Skip every image and restate the data word for word.

Start of Supplied entries

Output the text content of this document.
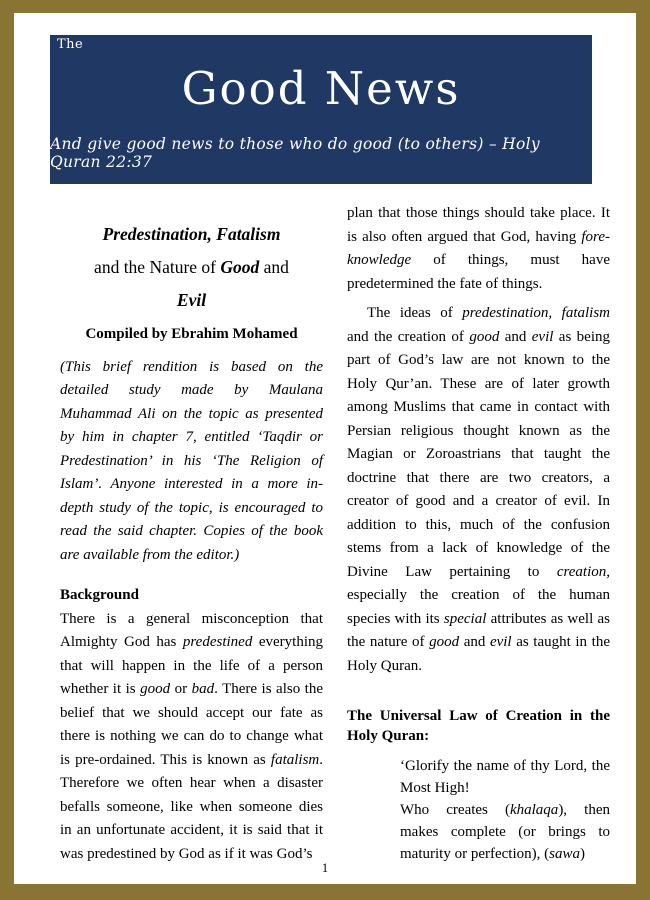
The
Good News
And give good news to those who do good (to others) – Holy Quran 22:37
July 2019 Volume 10 No. 7
Predestination, Fatalism
and the Nature of Good and
Evil
Compiled by Ebrahim Mohamed
(This brief rendition is based on the detailed study made by Maulana Muhammad Ali on the topic as presented by him in chapter 7, entitled ‘Taqdir or Predestination’ in his ‘The Religion of Islam’. Anyone interested in a more in-depth study of the topic, is encouraged to read the said chapter. Copies of the book are available from the editor.)
Background
There is a general misconception that Almighty God has predestined everything that will happen in the life of a person whether it is good or bad. There is also the belief that we should accept our fate as there is nothing we can do to change what is pre-ordained. This is known as fatalism. Therefore we often hear when a disaster befalls someone, like when someone dies in an unfortunate accident, it is said that it was predestined by God as if it was God’s
plan that those things should take place. It is also often argued that God, having fore-knowledge of things, must have predetermined the fate of things.
The ideas of predestination, fatalism and the creation of good and evil as being part of God’s law are not known to the Holy Qur’an. These are of later growth among Muslims that came in contact with Persian religious thought known as the Magian or Zoroastrians that taught the doctrine that there are two creators, a creator of good and a creator of evil. In addition to this, much of the confusion stems from a lack of knowledge of the Divine Law pertaining to creation, especially the creation of the human species with its special attributes as well as the nature of good and evil as taught in the Holy Quran.
The Universal Law of Creation in the Holy Quran:
‘Glorify the name of thy Lord, the Most High!
Who creates (khalaqa), then makes complete (or brings to maturity or perfection), (sawa)
1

End of Supplied entries

Written reply:
Output the text content of this document.
The
Good News
And give good news to those who do good (to others) – Holy Quran 22:37
July 2019 Volume 10 No. 7
Predestination, Fatalism
and the Nature of Good and
Evil
Compiled by Ebrahim Mohamed
(This brief rendition is based on the detailed study made by Maulana Muhammad Ali on the topic as presented by him in chapter 7, entitled ‘Taqdir or Predestination’ in his ‘The Religion of Islam’. Anyone interested in a more in-depth study of the topic, is encouraged to read the said chapter. Copies of the book are available from the editor.)
Background
There is a general misconception that Almighty God has predestined everything that will happen in the life of a person whether it is good or bad. There is also the belief that we should accept our fate as there is nothing we can do to change what is pre-ordained. This is known as fatalism. Therefore we often hear when a disaster befalls someone, like when someone dies in an unfortunate accident, it is said that it was predestined by God as if it was God’s
plan that those things should take place. It is also often argued that God, having fore-knowledge of things, must have predetermined the fate of things.
The ideas of predestination, fatalism and the creation of good and evil as being part of God’s law are not known to the Holy Qur’an. These are of later growth among Muslims that came in contact with Persian religious thought known as the Magian or Zoroastrians that taught the doctrine that there are two creators, a creator of good and a creator of evil. In addition to this, much of the confusion stems from a lack of knowledge of the Divine Law pertaining to creation, especially the creation of the human species with its special attributes as well as the nature of good and evil as taught in the Holy Quran.
The Universal Law of Creation in the Holy Quran:
‘Glorify the name of thy Lord, the Most High!
Who creates (khalaqa), then makes complete (or brings to maturity or perfection), (sawa)
1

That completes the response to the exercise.